--- START Records for the exercise ---
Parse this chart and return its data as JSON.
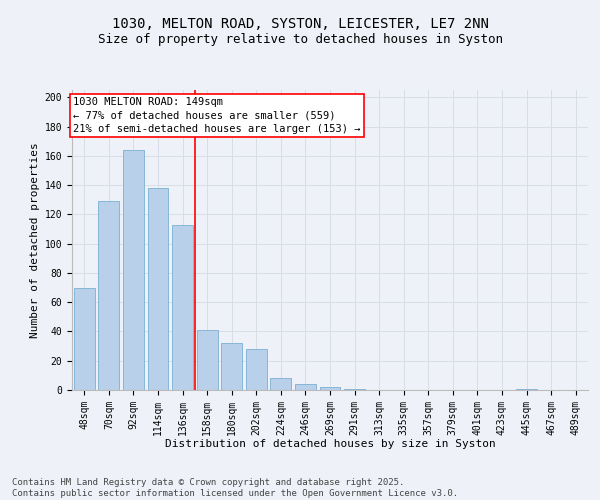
{
  "title_line1": "1030, MELTON ROAD, SYSTON, LEICESTER, LE7 2NN",
  "title_line2": "Size of property relative to detached houses in Syston",
  "xlabel": "Distribution of detached houses by size in Syston",
  "ylabel": "Number of detached properties",
  "categories": [
    "48sqm",
    "70sqm",
    "92sqm",
    "114sqm",
    "136sqm",
    "158sqm",
    "180sqm",
    "202sqm",
    "224sqm",
    "246sqm",
    "269sqm",
    "291sqm",
    "313sqm",
    "335sqm",
    "357sqm",
    "379sqm",
    "401sqm",
    "423sqm",
    "445sqm",
    "467sqm",
    "489sqm"
  ],
  "values": [
    70,
    129,
    164,
    138,
    113,
    41,
    32,
    28,
    8,
    4,
    2,
    1,
    0,
    0,
    0,
    0,
    0,
    0,
    1,
    0,
    0
  ],
  "bar_color": "#b8d0ea",
  "bar_edge_color": "#7aafd4",
  "background_color": "#eef2f8",
  "grid_color": "#d8dee8",
  "annotation_text_line1": "1030 MELTON ROAD: 149sqm",
  "annotation_text_line2": "← 77% of detached houses are smaller (559)",
  "annotation_text_line3": "21% of semi-detached houses are larger (153) →",
  "redline_x": 4.5,
  "ylim": [
    0,
    205
  ],
  "yticks": [
    0,
    20,
    40,
    60,
    80,
    100,
    120,
    140,
    160,
    180,
    200
  ],
  "footnote": "Contains HM Land Registry data © Crown copyright and database right 2025.\nContains public sector information licensed under the Open Government Licence v3.0.",
  "title_fontsize": 10,
  "subtitle_fontsize": 9,
  "label_fontsize": 8,
  "tick_fontsize": 7,
  "annot_fontsize": 7.5,
  "footnote_fontsize": 6.5
}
--- END Records for the exercise ---
Directions for this task –
Using the records above, output their complete text exactly, minus any images.

Solution for this problem –
Parse this chart and return its data as JSON.
{
  "title_line1": "1030, MELTON ROAD, SYSTON, LEICESTER, LE7 2NN",
  "title_line2": "Size of property relative to detached houses in Syston",
  "xlabel": "Distribution of detached houses by size in Syston",
  "ylabel": "Number of detached properties",
  "categories": [
    "48sqm",
    "70sqm",
    "92sqm",
    "114sqm",
    "136sqm",
    "158sqm",
    "180sqm",
    "202sqm",
    "224sqm",
    "246sqm",
    "269sqm",
    "291sqm",
    "313sqm",
    "335sqm",
    "357sqm",
    "379sqm",
    "401sqm",
    "423sqm",
    "445sqm",
    "467sqm",
    "489sqm"
  ],
  "values": [
    70,
    129,
    164,
    138,
    113,
    41,
    32,
    28,
    8,
    4,
    2,
    1,
    0,
    0,
    0,
    0,
    0,
    0,
    1,
    0,
    0
  ],
  "bar_color": "#b8d0ea",
  "bar_edge_color": "#7aafd4",
  "background_color": "#eef2f8",
  "grid_color": "#d8dee8",
  "annotation_text_line1": "1030 MELTON ROAD: 149sqm",
  "annotation_text_line2": "← 77% of detached houses are smaller (559)",
  "annotation_text_line3": "21% of semi-detached houses are larger (153) →",
  "redline_x": 4.5,
  "ylim": [
    0,
    205
  ],
  "yticks": [
    0,
    20,
    40,
    60,
    80,
    100,
    120,
    140,
    160,
    180,
    200
  ],
  "footnote": "Contains HM Land Registry data © Crown copyright and database right 2025.\nContains public sector information licensed under the Open Government Licence v3.0.",
  "title_fontsize": 10,
  "subtitle_fontsize": 9,
  "label_fontsize": 8,
  "tick_fontsize": 7,
  "annot_fontsize": 7.5,
  "footnote_fontsize": 6.5
}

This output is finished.